[Collection entries]
====

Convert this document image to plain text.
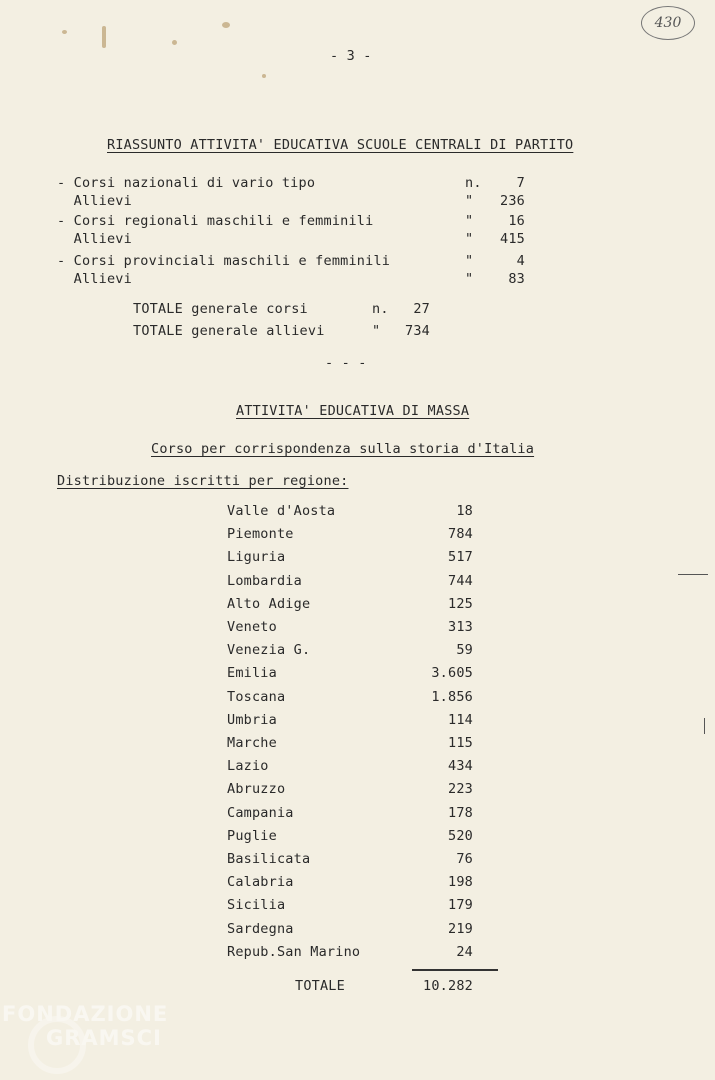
430
- 3 -
RIASSUNTO ATTIVITA' EDUCATIVA SCUOLE CENTRALI DI PARTITO
- Corsi nazionali di vario tipo	n.	7
Allievi	"	236
- Corsi regionali maschili e femminili	"	16
Allievi	"	415
- Corsi provinciali maschili e femminili	"	4
Allievi	"	83
TOTALE generale corsi	n.	27
TOTALE generale allievi	"	734
- - -
ATTIVITA' EDUCATIVA DI MASSA
Corso per corrispondenza sulla storia d'Italia
Distribuzione iscritti per regione:
Valle d'Aosta	18
Piemonte	784
Liguria	517
Lombardia	744
Alto Adige	125
Veneto	313
Venezia G.	59
Emilia	3.605
Toscana	1.856
Umbria	114
Marche	115
Lazio	434
Abruzzo	223
Campania	178
Puglie	520
Basilicata	76
Calabria	198
Sicilia	179
Sardegna	219
Repub.San Marino	24
TOTALE	10.282
FONDAZIONE
GRAMSCI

====

Go through the data above and transcribe it in full, omitting any image.

Convert this document image to plain text.
430
- 3 -
RIASSUNTO ATTIVITA' EDUCATIVA SCUOLE CENTRALI DI PARTITO
- Corsi nazionali di vario tipo	n.	7
Allievi	"	236
- Corsi regionali maschili e femminili	"	16
Allievi	"	415
- Corsi provinciali maschili e femminili	"	4
Allievi	"	83
TOTALE generale corsi	n.	27
TOTALE generale allievi	"	734
- - -
ATTIVITA' EDUCATIVA DI MASSA
Corso per corrispondenza sulla storia d'Italia
Distribuzione iscritti per regione:
Valle d'Aosta	18
Piemonte	784
Liguria	517
Lombardia	744
Alto Adige	125
Veneto	313
Venezia G.	59
Emilia	3.605
Toscana	1.856
Umbria	114
Marche	115
Lazio	434
Abruzzo	223
Campania	178
Puglie	520
Basilicata	76
Calabria	198
Sicilia	179
Sardegna	219
Repub.San Marino	24
TOTALE	10.282
FONDAZIONE
GRAMSCI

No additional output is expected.